* Start *

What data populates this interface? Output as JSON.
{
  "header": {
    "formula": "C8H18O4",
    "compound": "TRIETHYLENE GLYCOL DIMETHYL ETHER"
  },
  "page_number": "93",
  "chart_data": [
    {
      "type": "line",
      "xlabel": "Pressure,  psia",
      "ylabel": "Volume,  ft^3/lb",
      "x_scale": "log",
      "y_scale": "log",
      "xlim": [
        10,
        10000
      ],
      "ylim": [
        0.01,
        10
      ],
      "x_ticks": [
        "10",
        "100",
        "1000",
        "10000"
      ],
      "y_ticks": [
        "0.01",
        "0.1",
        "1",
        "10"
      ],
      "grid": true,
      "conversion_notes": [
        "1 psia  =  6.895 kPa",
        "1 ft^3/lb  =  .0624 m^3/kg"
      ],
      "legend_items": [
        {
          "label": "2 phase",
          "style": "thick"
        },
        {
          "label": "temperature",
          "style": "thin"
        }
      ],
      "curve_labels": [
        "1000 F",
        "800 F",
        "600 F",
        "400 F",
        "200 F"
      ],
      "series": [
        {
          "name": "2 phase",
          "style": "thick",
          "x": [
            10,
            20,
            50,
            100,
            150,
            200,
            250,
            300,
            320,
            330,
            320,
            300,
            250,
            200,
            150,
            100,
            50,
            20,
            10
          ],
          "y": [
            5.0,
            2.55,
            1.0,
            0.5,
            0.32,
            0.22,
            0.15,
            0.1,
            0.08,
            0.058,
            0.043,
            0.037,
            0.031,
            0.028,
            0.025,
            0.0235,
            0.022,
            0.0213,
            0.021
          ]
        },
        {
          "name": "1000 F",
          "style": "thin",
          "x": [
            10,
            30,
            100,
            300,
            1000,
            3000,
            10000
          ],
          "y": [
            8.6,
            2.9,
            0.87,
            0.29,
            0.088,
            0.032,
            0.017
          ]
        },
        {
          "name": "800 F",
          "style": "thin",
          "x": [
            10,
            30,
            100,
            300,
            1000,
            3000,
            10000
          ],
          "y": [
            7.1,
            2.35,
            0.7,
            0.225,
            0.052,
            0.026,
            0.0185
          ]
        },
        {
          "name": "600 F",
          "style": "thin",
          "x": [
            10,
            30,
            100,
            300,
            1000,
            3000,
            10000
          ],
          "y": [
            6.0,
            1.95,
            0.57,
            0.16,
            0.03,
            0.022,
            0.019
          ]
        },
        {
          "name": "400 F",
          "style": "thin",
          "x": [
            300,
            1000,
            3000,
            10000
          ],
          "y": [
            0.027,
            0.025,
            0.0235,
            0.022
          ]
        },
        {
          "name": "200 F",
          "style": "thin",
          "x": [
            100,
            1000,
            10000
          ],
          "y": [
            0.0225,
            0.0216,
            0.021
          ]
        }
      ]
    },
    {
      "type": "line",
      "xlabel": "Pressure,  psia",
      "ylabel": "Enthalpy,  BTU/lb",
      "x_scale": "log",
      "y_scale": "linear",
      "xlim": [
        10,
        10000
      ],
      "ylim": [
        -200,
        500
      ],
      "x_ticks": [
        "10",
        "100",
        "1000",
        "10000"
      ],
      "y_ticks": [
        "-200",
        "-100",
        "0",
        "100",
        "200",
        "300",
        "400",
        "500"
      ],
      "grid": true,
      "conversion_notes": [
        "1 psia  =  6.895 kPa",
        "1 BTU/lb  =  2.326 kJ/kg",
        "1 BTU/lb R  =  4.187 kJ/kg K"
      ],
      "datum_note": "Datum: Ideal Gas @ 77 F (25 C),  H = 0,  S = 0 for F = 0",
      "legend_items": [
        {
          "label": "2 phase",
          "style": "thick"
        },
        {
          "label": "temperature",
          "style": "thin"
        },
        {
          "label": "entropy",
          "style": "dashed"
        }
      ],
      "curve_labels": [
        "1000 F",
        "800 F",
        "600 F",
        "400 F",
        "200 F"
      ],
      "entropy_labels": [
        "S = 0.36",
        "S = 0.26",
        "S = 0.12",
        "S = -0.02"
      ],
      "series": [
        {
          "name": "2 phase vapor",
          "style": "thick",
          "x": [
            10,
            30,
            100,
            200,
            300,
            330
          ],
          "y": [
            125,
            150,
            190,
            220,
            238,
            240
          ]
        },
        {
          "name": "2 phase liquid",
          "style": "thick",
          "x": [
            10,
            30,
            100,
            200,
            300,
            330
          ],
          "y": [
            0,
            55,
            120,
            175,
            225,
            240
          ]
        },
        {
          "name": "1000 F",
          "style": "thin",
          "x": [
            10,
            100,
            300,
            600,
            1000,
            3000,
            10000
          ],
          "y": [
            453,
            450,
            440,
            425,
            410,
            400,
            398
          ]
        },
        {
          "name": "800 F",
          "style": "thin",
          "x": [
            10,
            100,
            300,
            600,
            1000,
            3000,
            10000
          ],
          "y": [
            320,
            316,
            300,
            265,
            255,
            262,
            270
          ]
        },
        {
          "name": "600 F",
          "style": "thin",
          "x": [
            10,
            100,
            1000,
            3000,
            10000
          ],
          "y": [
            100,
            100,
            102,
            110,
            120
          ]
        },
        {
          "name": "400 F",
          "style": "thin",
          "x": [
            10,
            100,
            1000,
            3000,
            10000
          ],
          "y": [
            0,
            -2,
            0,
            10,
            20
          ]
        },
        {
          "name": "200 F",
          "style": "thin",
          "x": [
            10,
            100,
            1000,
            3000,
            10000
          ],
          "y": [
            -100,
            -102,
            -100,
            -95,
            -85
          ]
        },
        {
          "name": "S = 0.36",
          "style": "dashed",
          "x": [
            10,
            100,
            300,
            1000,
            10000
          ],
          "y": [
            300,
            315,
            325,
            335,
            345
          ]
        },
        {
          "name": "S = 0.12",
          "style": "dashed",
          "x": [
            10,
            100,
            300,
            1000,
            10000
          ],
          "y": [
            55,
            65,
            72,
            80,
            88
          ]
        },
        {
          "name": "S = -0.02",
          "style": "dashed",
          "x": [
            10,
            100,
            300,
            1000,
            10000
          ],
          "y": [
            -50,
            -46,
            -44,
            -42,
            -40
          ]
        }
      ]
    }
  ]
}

* End *

Instructions to follow:
Repeat the lines above exactly.

Solution:
What data populates this interface? Output as JSON.
{
  "header": {
    "formula": "C8H18O4",
    "compound": "TRIETHYLENE GLYCOL DIMETHYL ETHER"
  },
  "page_number": "93",
  "chart_data": [
    {
      "type": "line",
      "xlabel": "Pressure,  psia",
      "ylabel": "Volume,  ft^3/lb",
      "x_scale": "log",
      "y_scale": "log",
      "xlim": [
        10,
        10000
      ],
      "ylim": [
        0.01,
        10
      ],
      "x_ticks": [
        "10",
        "100",
        "1000",
        "10000"
      ],
      "y_ticks": [
        "0.01",
        "0.1",
        "1",
        "10"
      ],
      "grid": true,
      "conversion_notes": [
        "1 psia  =  6.895 kPa",
        "1 ft^3/lb  =  .0624 m^3/kg"
      ],
      "legend_items": [
        {
          "label": "2 phase",
          "style": "thick"
        },
        {
          "label": "temperature",
          "style": "thin"
        }
      ],
      "curve_labels": [
        "1000 F",
        "800 F",
        "600 F",
        "400 F",
        "200 F"
      ],
      "series": [
        {
          "name": "2 phase",
          "style": "thick",
          "x": [
            10,
            20,
            50,
            100,
            150,
            200,
            250,
            300,
            320,
            330,
            320,
            300,
            250,
            200,
            150,
            100,
            50,
            20,
            10
          ],
          "y": [
            5.0,
            2.55,
            1.0,
            0.5,
            0.32,
            0.22,
            0.15,
            0.1,
            0.08,
            0.058,
            0.043,
            0.037,
            0.031,
            0.028,
            0.025,
            0.0235,
            0.022,
            0.0213,
            0.021
          ]
        },
        {
          "name": "1000 F",
          "style": "thin",
          "x": [
            10,
            30,
            100,
            300,
            1000,
            3000,
            10000
          ],
          "y": [
            8.6,
            2.9,
            0.87,
            0.29,
            0.088,
            0.032,
            0.017
          ]
        },
        {
          "name": "800 F",
          "style": "thin",
          "x": [
            10,
            30,
            100,
            300,
            1000,
            3000,
            10000
          ],
          "y": [
            7.1,
            2.35,
            0.7,
            0.225,
            0.052,
            0.026,
            0.0185
          ]
        },
        {
          "name": "600 F",
          "style": "thin",
          "x": [
            10,
            30,
            100,
            300,
            1000,
            3000,
            10000
          ],
          "y": [
            6.0,
            1.95,
            0.57,
            0.16,
            0.03,
            0.022,
            0.019
          ]
        },
        {
          "name": "400 F",
          "style": "thin",
          "x": [
            300,
            1000,
            3000,
            10000
          ],
          "y": [
            0.027,
            0.025,
            0.0235,
            0.022
          ]
        },
        {
          "name": "200 F",
          "style": "thin",
          "x": [
            100,
            1000,
            10000
          ],
          "y": [
            0.0225,
            0.0216,
            0.021
          ]
        }
      ]
    },
    {
      "type": "line",
      "xlabel": "Pressure,  psia",
      "ylabel": "Enthalpy,  BTU/lb",
      "x_scale": "log",
      "y_scale": "linear",
      "xlim": [
        10,
        10000
      ],
      "ylim": [
        -200,
        500
      ],
      "x_ticks": [
        "10",
        "100",
        "1000",
        "10000"
      ],
      "y_ticks": [
        "-200",
        "-100",
        "0",
        "100",
        "200",
        "300",
        "400",
        "500"
      ],
      "grid": true,
      "conversion_notes": [
        "1 psia  =  6.895 kPa",
        "1 BTU/lb  =  2.326 kJ/kg",
        "1 BTU/lb R  =  4.187 kJ/kg K"
      ],
      "datum_note": "Datum: Ideal Gas @ 77 F (25 C),  H = 0,  S = 0 for F = 0",
      "legend_items": [
        {
          "label": "2 phase",
          "style": "thick"
        },
        {
          "label": "temperature",
          "style": "thin"
        },
        {
          "label": "entropy",
          "style": "dashed"
        }
      ],
      "curve_labels": [
        "1000 F",
        "800 F",
        "600 F",
        "400 F",
        "200 F"
      ],
      "entropy_labels": [
        "S = 0.36",
        "S = 0.26",
        "S = 0.12",
        "S = -0.02"
      ],
      "series": [
        {
          "name": "2 phase vapor",
          "style": "thick",
          "x": [
            10,
            30,
            100,
            200,
            300,
            330
          ],
          "y": [
            125,
            150,
            190,
            220,
            238,
            240
          ]
        },
        {
          "name": "2 phase liquid",
          "style": "thick",
          "x": [
            10,
            30,
            100,
            200,
            300,
            330
          ],
          "y": [
            0,
            55,
            120,
            175,
            225,
            240
          ]
        },
        {
          "name": "1000 F",
          "style": "thin",
          "x": [
            10,
            100,
            300,
            600,
            1000,
            3000,
            10000
          ],
          "y": [
            453,
            450,
            440,
            425,
            410,
            400,
            398
          ]
        },
        {
          "name": "800 F",
          "style": "thin",
          "x": [
            10,
            100,
            300,
            600,
            1000,
            3000,
            10000
          ],
          "y": [
            320,
            316,
            300,
            265,
            255,
            262,
            270
          ]
        },
        {
          "name": "600 F",
          "style": "thin",
          "x": [
            10,
            100,
            1000,
            3000,
            10000
          ],
          "y": [
            100,
            100,
            102,
            110,
            120
          ]
        },
        {
          "name": "400 F",
          "style": "thin",
          "x": [
            10,
            100,
            1000,
            3000,
            10000
          ],
          "y": [
            0,
            -2,
            0,
            10,
            20
          ]
        },
        {
          "name": "200 F",
          "style": "thin",
          "x": [
            10,
            100,
            1000,
            3000,
            10000
          ],
          "y": [
            -100,
            -102,
            -100,
            -95,
            -85
          ]
        },
        {
          "name": "S = 0.36",
          "style": "dashed",
          "x": [
            10,
            100,
            300,
            1000,
            10000
          ],
          "y": [
            300,
            315,
            325,
            335,
            345
          ]
        },
        {
          "name": "S = 0.12",
          "style": "dashed",
          "x": [
            10,
            100,
            300,
            1000,
            10000
          ],
          "y": [
            55,
            65,
            72,
            80,
            88
          ]
        },
        {
          "name": "S = -0.02",
          "style": "dashed",
          "x": [
            10,
            100,
            300,
            1000,
            10000
          ],
          "y": [
            -50,
            -46,
            -44,
            -42,
            -40
          ]
        }
      ]
    }
  ]
}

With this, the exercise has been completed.